[Start of Given data]

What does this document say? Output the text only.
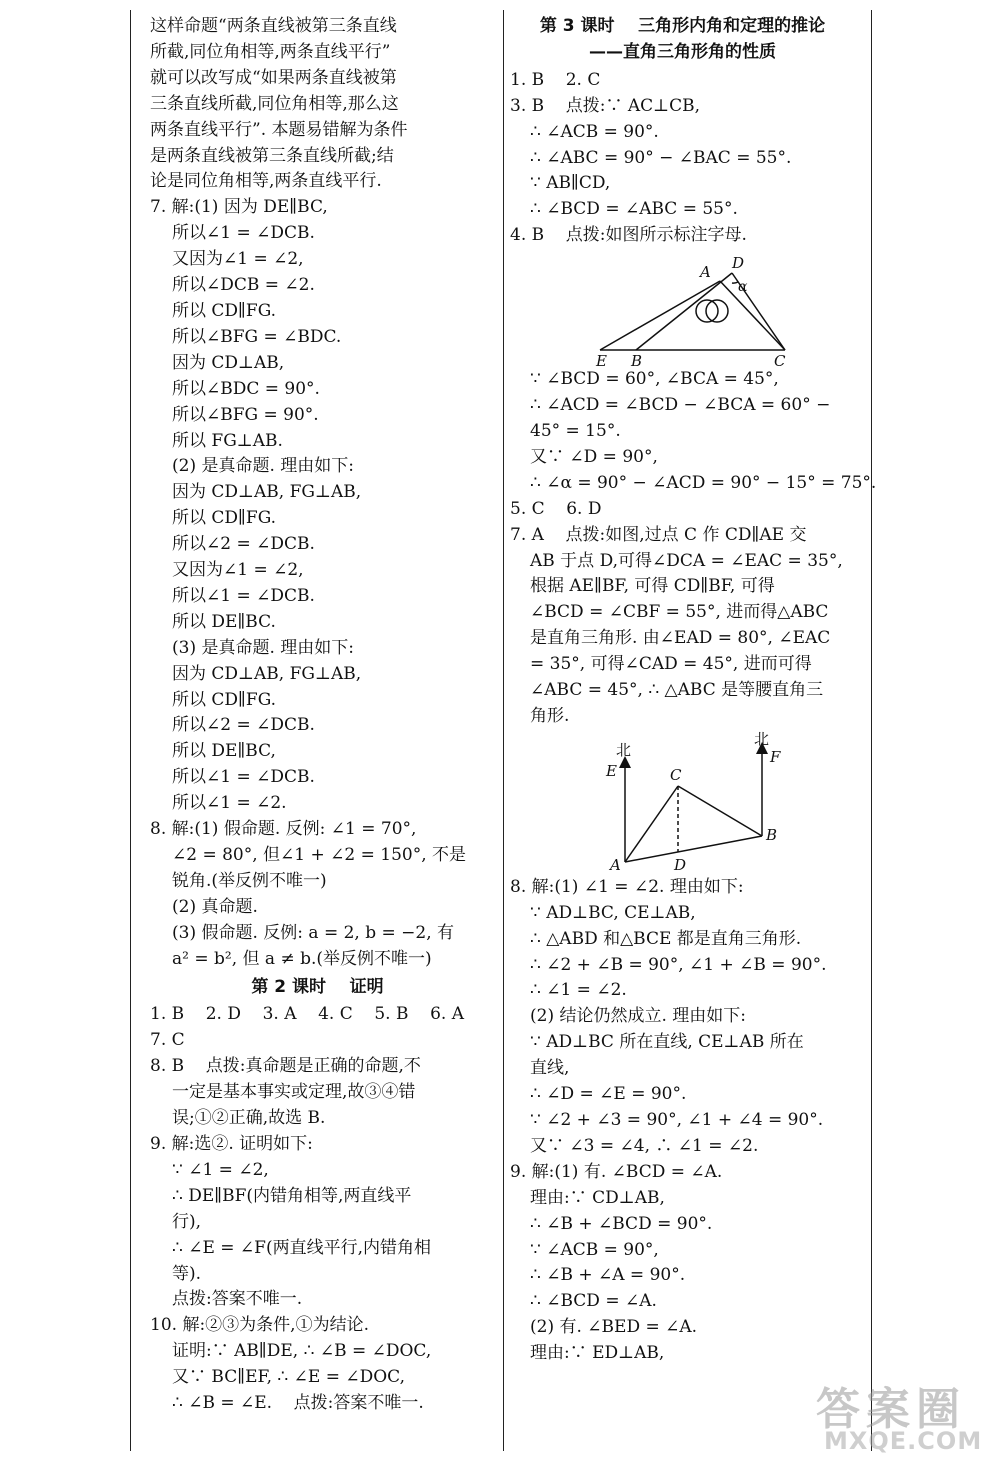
这样命题“两条直线被第三条直线
所截,同位角相等,两条直线平行”
就可以改写成“如果两条直线被第
三条直线所截,同位角相等,那么这
两条直线平行”. 本题易错解为条件
是两条直线被第三条直线所截;结
论是同位角相等,两条直线平行.
7. 解:(1) 因为 DE∥BC,
所以∠1 = ∠DCB.
又因为∠1 = ∠2,
所以∠DCB = ∠2.
所以 CD∥FG.
所以∠BFG = ∠BDC.
因为 CD⊥AB,
所以∠BDC = 90°.
所以∠BFG = 90°.
所以 FG⊥AB.
(2) 是真命题. 理由如下:
因为 CD⊥AB, FG⊥AB,
所以 CD∥FG.
所以∠2 = ∠DCB.
又因为∠1 = ∠2,
所以∠1 = ∠DCB.
所以 DE∥BC.
(3) 是真命题. 理由如下:
因为 CD⊥AB, FG⊥AB,
所以 CD∥FG.
所以∠2 = ∠DCB.
所以 DE∥BC,
所以∠1 = ∠DCB.
所以∠1 = ∠2.
8. 解:(1) 假命题. 反例: ∠1 = 70°,
∠2 = 80°, 但∠1 + ∠2 = 150°, 不是
锐角.(举反例不唯一)
(2) 真命题.
(3) 假命题. 反例: a = 2, b = −2, 有
a² = b², 但 a ≠ b.(举反例不唯一)
第 2 课时    证明
1. B    2. D    3. A    4. C    5. B    6. A
7. C
8. B    点拨:真命题是正确的命题,不
一定是基本事实或定理,故③④错
误;①②正确,故选 B.
9. 解:选②. 证明如下:
∵ ∠1 = ∠2,
∴ DE∥BF(内错角相等,两直线平
行),
∴ ∠E = ∠F(两直线平行,内错角相
等).
点拨:答案不唯一.
10. 解:②③为条件,①为结论.
证明:∵ AB∥DE, ∴ ∠B = ∠DOC,
又∵ BC∥EF, ∴ ∠E = ∠DOC,
∴ ∠B = ∠E.    点拨:答案不唯一.
第 3 课时    三角形内角和定理的推论
——直角三角形角的性质
1. B    2. C
3. B    点拨:∵ AC⊥CB,
∴ ∠ACB = 90°.
∴ ∠ABC = 90° − ∠BAC = 55°.
∵ AB∥CD,
∴ ∠BCD = ∠ABC = 55°.
4. B    点拨:如图所示标注字母.
A D
α
E B	C
∵ ∠BCD = 60°, ∠BCA = 45°,
∴ ∠ACD = ∠BCD − ∠BCA = 60° −
45° = 15°.
又∵ ∠D = 90°,
∴ ∠α = 90° − ∠ACD = 90° − 15° = 75°.
5. C    6. D
7. A    点拨:如图,过点 C 作 CD∥AE 交
AB 于点 D,可得∠DCA = ∠EAC = 35°,
根据 AE∥BF, 可得 CD∥BF, 可得
∠BCD = ∠CBF = 55°, 进而得△ABC
是直角三角形. 由∠EAD = 80°, ∠EAC
= 35°, 可得∠CAD = 45°, 进而可得
∠ABC = 45°, ∴ △ABC 是等腰直角三
角形.
北
北
E
F
C
A
B
D
8. 解:(1) ∠1 = ∠2. 理由如下:
∵ AD⊥BC, CE⊥AB,
∴ △ABD 和△BCE 都是直角三角形.
∴ ∠2 + ∠B = 90°, ∠1 + ∠B = 90°.
∴ ∠1 = ∠2.
(2) 结论仍然成立. 理由如下:
∵ AD⊥BC 所在直线, CE⊥AB 所在
直线,
∴ ∠D = ∠E = 90°.
∵ ∠2 + ∠3 = 90°, ∠1 + ∠4 = 90°.
又∵ ∠3 = ∠4, ∴ ∠1 = ∠2.
9. 解:(1) 有. ∠BCD = ∠A.
理由:∵ CD⊥AB,
∴ ∠B + ∠BCD = 90°.
∵ ∠ACB = 90°,
∴ ∠B + ∠A = 90°.
∴ ∠BCD = ∠A.
(2) 有. ∠BED = ∠A.
理由:∵ ED⊥AB,
答案圈
MXQE.COM
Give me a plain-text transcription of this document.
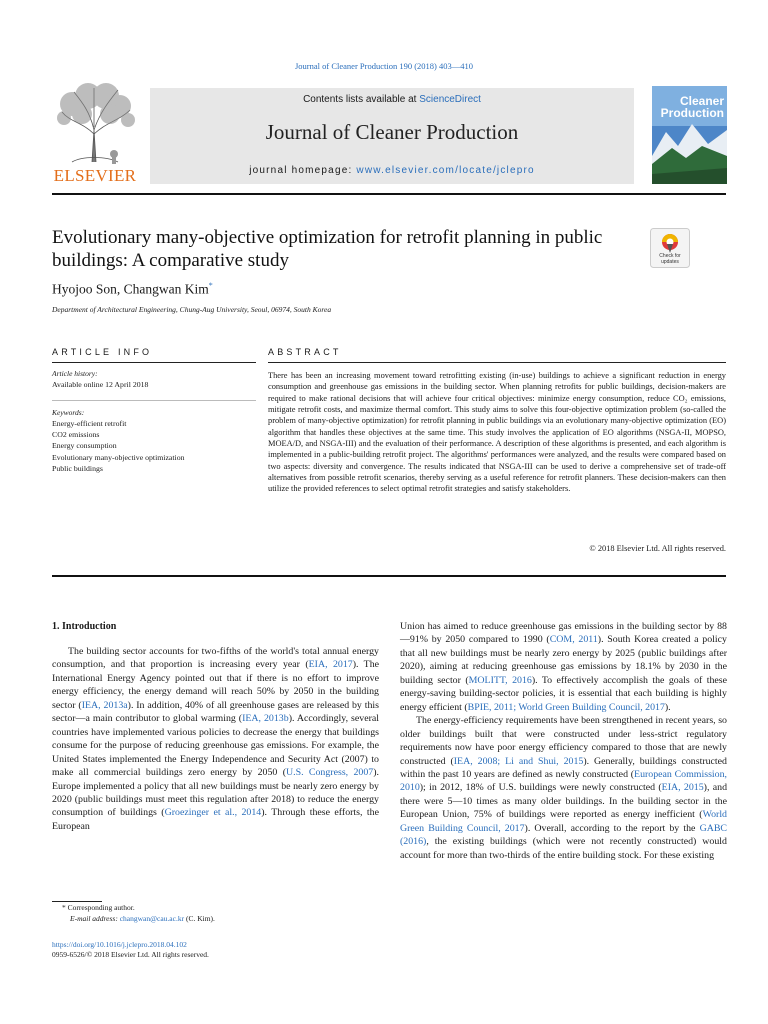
Journal of Cleaner Production 190 (2018) 403—410
ELSEVIER
Contents lists available at ScienceDirect
Journal of Cleaner Production
journal homepage: www.elsevier.com/locate/jclepro
Cleaner
Production
Evolutionary many-objective optimization for retrofit planning in public buildings: A comparative study	Check for
updates
Hyojoo Son, Changwan Kim*
Department of Architectural Engineering, Chung-Aug University, Seoul, 06974, South Korea
ARTICLE INFO	ABSTRACT
Article history:
Available online 12 April 2018
Keywords:
Energy-efficient retrofit
CO2 emissions
Energy consumption
Evolutionary many-objective optimization
Public buildings
There has been an increasing movement toward retrofitting existing (in-use) buildings to achieve a significant reduction in energy consumption and greenhouse gas emissions in the building sector. When planning retrofits for public buildings, decision-makers are required to make rational decisions that will achieve four critical objectives: minimize energy consumption, reduce CO₂ emissions, mitigate retrofit costs, and maximize thermal comfort. This study aims to solve this four-objective optimization problem (so-called the problem of many-objective optimization) for retrofit planning in public buildings via an evolutionary many-objective optimization (EO) algorithm that handles these objectives at the same time. This study involves the application of EO algorithms (NSGA-II, MOPSO, MOEA/D, and NSGA-III) and the evaluation of their performance. A description of these algorithms is presented, and each algorithm is implemented in a public-building retrofit project. The algorithms' performances were analyzed, and the results were compared based on two aspects: diversity and convergence. The results indicated that NSGA-III can be used to derive a comprehensive set of trade-off alternatives from possible retrofit scenarios, thereby serving as a useful reference for retrofit planners. These decision-makers can then utilize the provided references to select optimal retrofit strategies and satisfy stakeholders.
© 2018 Elsevier Ltd. All rights reserved.
1. Introduction

The building sector accounts for two-fifths of the world's total annual energy consumption, and that proportion is increasing every year (EIA, 2017). The International Energy Agency pointed out that if there is no effort to improve energy efficiency, the energy demand will reach 50% by 2050 in the building sector (IEA, 2013a). In addition, 40% of all greenhouse gases are released by this sector—a main contributor to global warming (IEA, 2013b). Accordingly, several countries have implemented various policies to decrease the energy that buildings consume for the purpose of reducing greenhouse gas emissions. For example, the United States implemented the Energy Independence and Security Act (2007) to make all commercial buildings zero energy by 2050 (U.S. Congress, 2007). Europe implemented a policy that all new buildings must be nearly zero energy by 2020 (public buildings must meet this regulation after 2018) to reduce the energy consumption of buildings (Groezinger et al., 2014). Through these efforts, the European

Union has aimed to reduce greenhouse gas emissions in the building sector by 88—91% by 2050 compared to 1990 (COM, 2011). South Korea created a policy that all new buildings must be nearly zero energy by 2025 (public buildings after 2020), aiming at reducing greenhouse gas emissions by 18.1% by 2030 in the building sector (MOLITT, 2016). To effectively accomplish the goals of these energy-saving building-sector policies, it is essential that each building is highly energy efficient (BPIE, 2011; World Green Building Council, 2017).

The energy-efficiency requirements have been strengthened in recent years, so older buildings built that were constructed under less-strict regulatory requirements now have poor energy efficiency compared to those that are newly constructed (IEA, 2008; Li and Shui, 2015). Generally, buildings constructed within the past 10 years are defined as newly constructed (European Commission, 2010); in 2012, 18% of U.S. buildings were newly constructed (EIA, 2015), and there were 5—10 times as many older buildings. In the building sector in the European Union, 75% of buildings were reported as energy inefficient (World Green Building Council, 2017). Overall, according to the report by the GABC (2016), the existing buildings (which were not recently constructed) would account for more than two-thirds of the entire building stock. For these existing

* Corresponding author.
E-mail address: changwan@cau.ac.kr (C. Kim).
https://doi.org/10.1016/j.jclepro.2018.04.102
0959-6526/© 2018 Elsevier Ltd. All rights reserved.
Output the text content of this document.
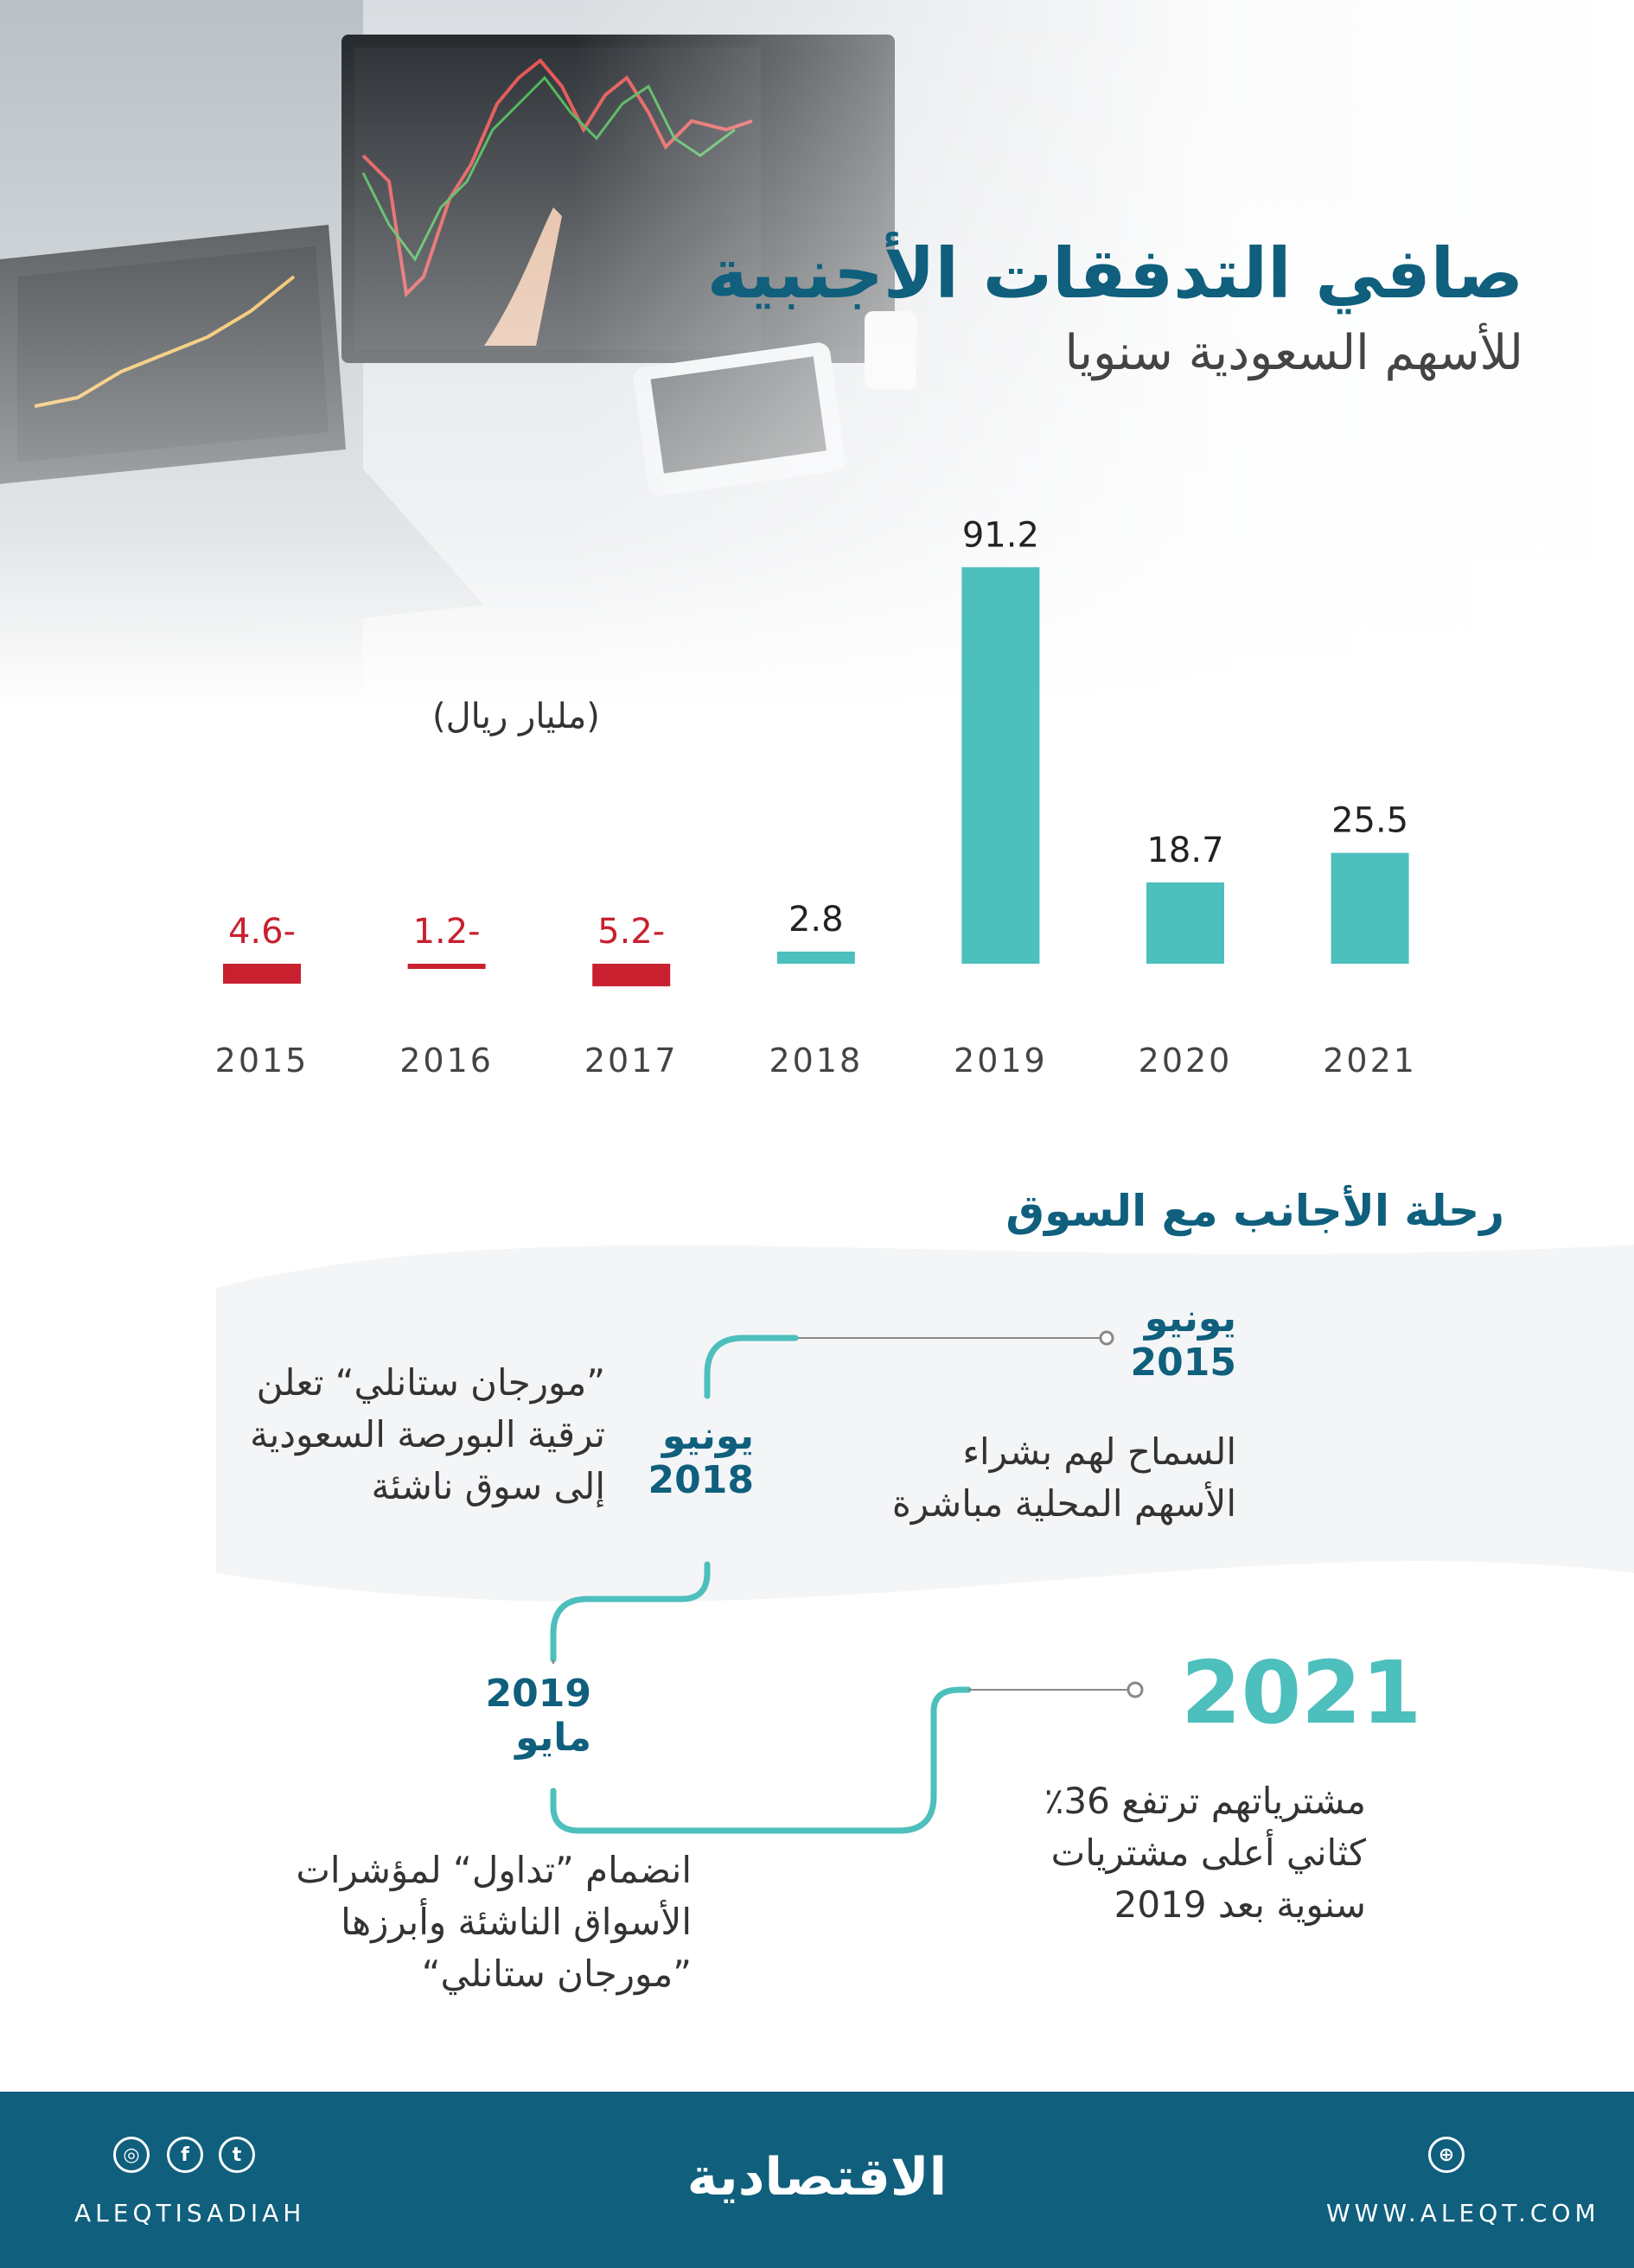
صافي التدفقات الأجنبية
للأسهم السعودية سنويا
(مليار ريال)
4.6-
2015
1.2-
2016
5.2-
2017
2.8
2018
91.2
2019
18.7
2020
25.5
2021
رحلة الأجانب مع السوق
يونيو
2015
السماح لهم بشراء
الأسهم المحلية مباشرة
يونيو
2018
”مورجان ستانلي“ تعلن
ترقية البورصة السعودية
إلى سوق ناشئة
2019
مايو
انضمام ”تداول“ لمؤشرات
الأسواق الناشئة وأبرزها
”مورجان ستانلي“
2021
مشترياتهم ترتفع 36٪
كثاني أعلى مشتريات
سنوية بعد 2019
◎	f	t
ALEQTISADIAH
الاقتصادية	⊕
WWW.ALEQT.COM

[End of Given data]

Work to do: Scan the lines for the string "السعودية". Copy out each line that matches.

Exercise answer:
للأسهم السعودية سنويا
ترقية البورصة السعودية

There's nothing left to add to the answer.